- [Requirements] Copy out all lines in the data below containing the string "less".

- [Data items]
----------

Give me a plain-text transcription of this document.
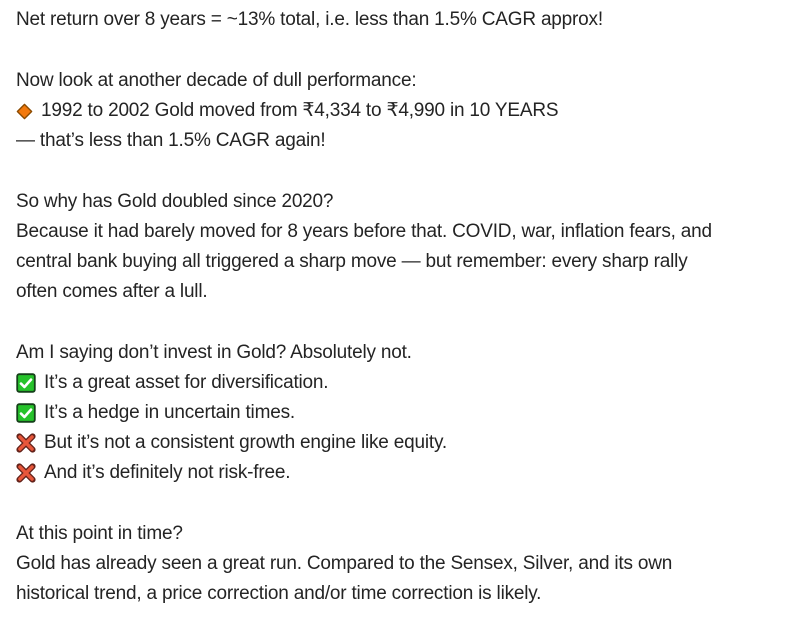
Net return over 8 years = ~13% total, i.e. less than 1.5% CAGR approx!
Now look at another decade of dull performance:
1992 to 2002 Gold moved from ₹4,334 to ₹4,990 in 10 YEARS
— that’s less than 1.5% CAGR again!
So why has Gold doubled since 2020?
Because it had barely moved for 8 years before that. COVID, war, inflation fears, and
central bank buying all triggered a sharp move — but remember: every sharp rally
often comes after a lull.
Am I saying don’t invest in Gold? Absolutely not.
It’s a great asset for diversification.
It’s a hedge in uncertain times.
But it’s not a consistent growth engine like equity.
And it’s definitely not risk-free.
At this point in time?
Gold has already seen a great run. Compared to the Sensex, Silver, and its own
historical trend, a price correction and/or time correction is likely.
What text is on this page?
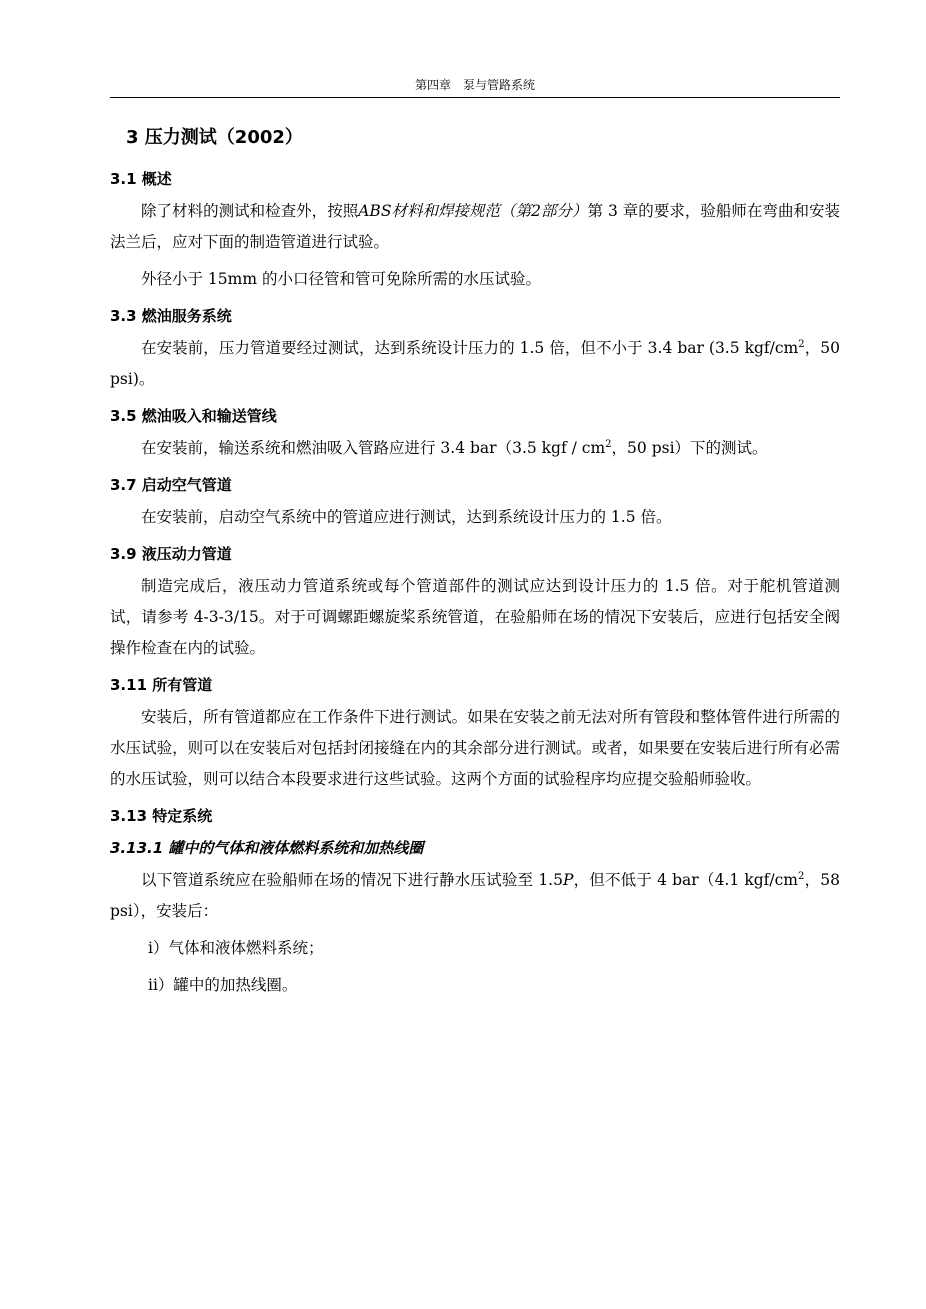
第四章　泵与管路系统
3 压力测试（2002）
3.1 概述

除了材料的测试和检查外，按照ABS材料和焊接规范（第2部分）第 3 章的要求，验船师在弯曲和安装法兰后，应对下面的制造管道进行试验。

外径小于 15mm 的小口径管和管可免除所需的水压试验。

3.3 燃油服务系统

在安装前，压力管道要经过测试，达到系统设计压力的 1.5 倍，但不小于 3.4 bar (3.5 kgf/$cm^2$，50 psi)。

3.5 燃油吸入和输送管线

在安装前，输送系统和燃油吸入管路应进行 3.4 bar（3.5 kgf / $cm^2$，50 psi）下的测试。

3.7 启动空气管道

在安装前，启动空气系统中的管道应进行测试，达到系统设计压力的 1.5 倍。

3.9 液压动力管道

制造完成后，液压动力管道系统或每个管道部件的测试应达到设计压力的 1.5 倍。对于舵机管道测试，请参考 4-3-3/15。对于可调螺距螺旋桨系统管道，在验船师在场的情况下安装后，应进行包括安全阀操作检查在内的试验。

3.11 所有管道

安装后，所有管道都应在工作条件下进行测试。如果在安装之前无法对所有管段和整体管件进行所需的水压试验，则可以在安装后对包括封闭接缝在内的其余部分进行测试。或者，如果要在安装后进行所有必需的水压试验，则可以结合本段要求进行这些试验。这两个方面的试验程序均应提交验船师验收。

3.13 特定系统
3.13.1 罐中的气体和液体燃料系统和加热线圈

以下管道系统应在验船师在场的情况下进行静水压试验至 1.5P，但不低于 4 bar（4.1 kgf/$cm^2$，58 psi），安装后：

i）气体和液体燃料系统；
ii）罐中的加热线圈。
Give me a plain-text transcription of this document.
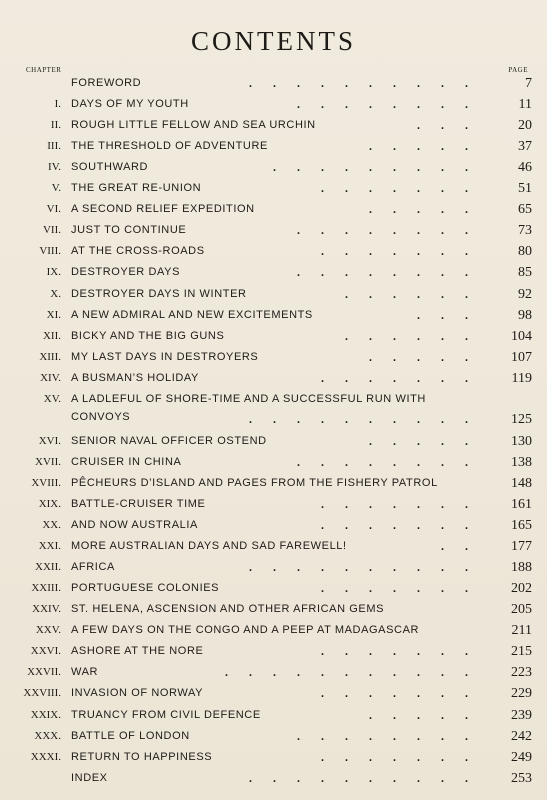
CONTENTS
CHAPTER	PAGE
FOREWORD	..........	7
I. DAYS OF MY YOUTH	........	11
II. ROUGH LITTLE FELLOW AND SEA URCHIN	...	20
III. THE THRESHOLD OF ADVENTURE	.....	37
IV. SOUTHWARD	.........	46
V. THE GREAT RE-UNION	.......	51
VI. A SECOND RELIEF EXPEDITION	.....	65
VII. JUST TO CONTINUE	........	73
VIII. AT THE CROSS-ROADS	.......	80
IX. DESTROYER DAYS	........	85
X. DESTROYER DAYS IN WINTER	......	92
XI. A NEW ADMIRAL AND NEW EXCITEMENTS	...	98
XII. BICKY AND THE BIG GUNS	......	104
XIII. MY LAST DAYS IN DESTROYERS	.....	107
XIV. A BUSMAN’S HOLIDAY	.......	119
XV. A LADLEFUL OF SHORE-TIME AND A SUCCESSFUL RUN WITH
CONVOYS	..........	125
XVI. SENIOR NAVAL OFFICER OSTEND	.....	130
XVII. CRUISER IN CHINA	........	138
XVIII. PÊCHEURS D’ISLAND AND PAGES FROM THE FISHERY PATROL	148
XIX. BATTLE-CRUISER TIME	.......	161
XX. AND NOW AUSTRALIA	.......	165
XXI. MORE AUSTRALIAN DAYS AND SAD FAREWELL!	..	177
XXII. AFRICA	..........	188
XXIII. PORTUGUESE COLONIES	.......	202
XXIV. ST. HELENA, ASCENSION AND OTHER AFRICAN GEMS	205
XXV. A FEW DAYS ON THE CONGO AND A PEEP AT MADAGASCAR	211
XXVI. ASHORE AT THE NORE	.......	215
XXVII. WAR	...........	223
XXVIII. INVASION OF NORWAY	.......	229
XXIX. TRUANCY FROM CIVIL DEFENCE	.....	239
XXX. BATTLE OF LONDON	........	242
XXXI. RETURN TO HAPPINESS	.......	249
INDEX	..........	253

----------

- [Task output]
Net return over 8 years = ~13% total, i.e. less than 1.5% CAGR approx!
— that’s less than 1.5% CAGR again!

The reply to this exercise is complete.